[Data for this exercise]:
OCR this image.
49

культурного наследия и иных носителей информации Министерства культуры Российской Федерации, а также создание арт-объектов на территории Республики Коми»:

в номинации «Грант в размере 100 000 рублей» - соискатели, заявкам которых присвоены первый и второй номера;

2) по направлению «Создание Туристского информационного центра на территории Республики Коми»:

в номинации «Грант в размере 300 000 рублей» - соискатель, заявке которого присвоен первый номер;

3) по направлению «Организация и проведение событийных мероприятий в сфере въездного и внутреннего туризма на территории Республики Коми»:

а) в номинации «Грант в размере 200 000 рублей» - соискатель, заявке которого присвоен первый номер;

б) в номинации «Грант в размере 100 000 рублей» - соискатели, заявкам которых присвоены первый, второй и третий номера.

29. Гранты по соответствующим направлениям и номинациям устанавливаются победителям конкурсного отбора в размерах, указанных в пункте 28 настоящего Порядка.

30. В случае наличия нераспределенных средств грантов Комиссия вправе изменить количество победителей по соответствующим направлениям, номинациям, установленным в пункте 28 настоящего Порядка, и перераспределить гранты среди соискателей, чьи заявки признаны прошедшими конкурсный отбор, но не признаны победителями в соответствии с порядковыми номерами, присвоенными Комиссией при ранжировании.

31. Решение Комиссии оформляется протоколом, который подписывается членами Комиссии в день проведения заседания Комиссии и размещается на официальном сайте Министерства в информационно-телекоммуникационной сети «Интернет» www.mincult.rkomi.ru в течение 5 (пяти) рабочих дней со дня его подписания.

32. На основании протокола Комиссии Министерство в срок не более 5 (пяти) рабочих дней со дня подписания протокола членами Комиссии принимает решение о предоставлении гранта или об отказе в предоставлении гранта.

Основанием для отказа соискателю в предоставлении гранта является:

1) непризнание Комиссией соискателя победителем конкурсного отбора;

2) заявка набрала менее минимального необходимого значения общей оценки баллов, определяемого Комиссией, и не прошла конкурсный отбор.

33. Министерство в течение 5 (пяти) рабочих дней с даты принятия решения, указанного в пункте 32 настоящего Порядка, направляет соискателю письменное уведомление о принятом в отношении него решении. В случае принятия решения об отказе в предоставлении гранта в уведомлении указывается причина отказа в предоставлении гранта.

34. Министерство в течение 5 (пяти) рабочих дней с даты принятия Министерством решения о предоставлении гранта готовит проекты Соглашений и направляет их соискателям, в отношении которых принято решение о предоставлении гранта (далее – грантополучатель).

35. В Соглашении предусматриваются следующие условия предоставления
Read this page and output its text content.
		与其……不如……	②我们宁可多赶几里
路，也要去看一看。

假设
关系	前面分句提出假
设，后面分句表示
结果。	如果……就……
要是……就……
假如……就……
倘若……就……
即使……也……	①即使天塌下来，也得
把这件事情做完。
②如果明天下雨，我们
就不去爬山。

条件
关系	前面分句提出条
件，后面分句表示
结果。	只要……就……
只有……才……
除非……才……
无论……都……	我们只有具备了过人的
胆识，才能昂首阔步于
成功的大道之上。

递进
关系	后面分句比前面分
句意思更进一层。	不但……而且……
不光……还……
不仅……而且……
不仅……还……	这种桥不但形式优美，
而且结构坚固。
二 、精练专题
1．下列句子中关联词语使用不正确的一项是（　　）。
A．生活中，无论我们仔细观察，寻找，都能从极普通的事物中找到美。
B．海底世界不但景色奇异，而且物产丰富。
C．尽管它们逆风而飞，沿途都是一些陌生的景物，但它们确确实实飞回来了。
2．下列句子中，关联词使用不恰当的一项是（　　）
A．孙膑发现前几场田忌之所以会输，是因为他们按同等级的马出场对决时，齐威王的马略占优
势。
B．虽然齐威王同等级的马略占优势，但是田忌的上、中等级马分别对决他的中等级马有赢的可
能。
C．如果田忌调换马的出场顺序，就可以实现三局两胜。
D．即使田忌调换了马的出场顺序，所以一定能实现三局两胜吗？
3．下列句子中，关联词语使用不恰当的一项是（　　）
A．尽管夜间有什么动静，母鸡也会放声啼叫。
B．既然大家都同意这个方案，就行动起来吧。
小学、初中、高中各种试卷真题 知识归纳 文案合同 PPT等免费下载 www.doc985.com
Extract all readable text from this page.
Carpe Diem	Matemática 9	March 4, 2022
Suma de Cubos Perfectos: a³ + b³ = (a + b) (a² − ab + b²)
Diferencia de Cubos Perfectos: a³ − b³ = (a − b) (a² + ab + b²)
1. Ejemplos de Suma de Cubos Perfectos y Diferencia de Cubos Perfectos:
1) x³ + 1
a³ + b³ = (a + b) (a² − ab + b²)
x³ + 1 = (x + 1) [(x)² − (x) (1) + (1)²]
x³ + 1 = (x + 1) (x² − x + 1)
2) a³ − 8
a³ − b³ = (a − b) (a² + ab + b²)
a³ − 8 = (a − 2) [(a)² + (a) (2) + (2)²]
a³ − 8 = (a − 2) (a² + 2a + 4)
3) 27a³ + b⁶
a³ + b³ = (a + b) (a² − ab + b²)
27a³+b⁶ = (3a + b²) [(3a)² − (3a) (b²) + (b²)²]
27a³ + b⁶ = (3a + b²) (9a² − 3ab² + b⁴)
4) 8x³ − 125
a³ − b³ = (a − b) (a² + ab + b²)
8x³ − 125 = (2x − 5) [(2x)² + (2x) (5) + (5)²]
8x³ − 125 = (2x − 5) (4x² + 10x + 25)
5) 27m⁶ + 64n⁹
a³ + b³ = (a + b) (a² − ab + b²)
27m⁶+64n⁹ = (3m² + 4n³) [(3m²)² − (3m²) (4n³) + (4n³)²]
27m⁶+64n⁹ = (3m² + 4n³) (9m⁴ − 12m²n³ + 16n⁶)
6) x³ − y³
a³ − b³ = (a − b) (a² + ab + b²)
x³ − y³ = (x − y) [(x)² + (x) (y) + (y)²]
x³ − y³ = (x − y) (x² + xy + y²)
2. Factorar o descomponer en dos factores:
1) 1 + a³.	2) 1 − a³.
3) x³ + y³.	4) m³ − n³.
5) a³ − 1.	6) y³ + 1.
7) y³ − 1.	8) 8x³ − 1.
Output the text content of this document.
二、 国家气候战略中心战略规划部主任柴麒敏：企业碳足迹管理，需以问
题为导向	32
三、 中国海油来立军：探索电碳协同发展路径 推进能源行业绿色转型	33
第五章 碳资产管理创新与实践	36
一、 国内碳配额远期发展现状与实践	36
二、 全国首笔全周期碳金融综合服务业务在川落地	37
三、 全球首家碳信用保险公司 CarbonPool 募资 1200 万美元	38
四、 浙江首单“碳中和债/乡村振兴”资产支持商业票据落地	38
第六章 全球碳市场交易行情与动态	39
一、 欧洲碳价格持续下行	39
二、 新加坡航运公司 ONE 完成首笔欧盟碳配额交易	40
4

[Short task]: Collect, from the material above, every line containing the word "принятия".

[Exercise answer]:
33. Министерство в течение 5 (пяти) рабочих дней с даты принятия решения, указанного в пункте 32 настоящего Порядка, направляет соискателю письменное уведомление о принятом в отношении него решении. В случае принятия решения об отказе в предоставлении гранта в уведомлении указывается причина отказа в предоставлении гранта.
34. Министерство в течение 5 (пяти) рабочих дней с даты принятия Министерством решения о предоставлении гранта готовит проекты Соглашений и направляет их соискателям, в отношении которых принято решение о предоставлении гранта (далее – грантополучатель).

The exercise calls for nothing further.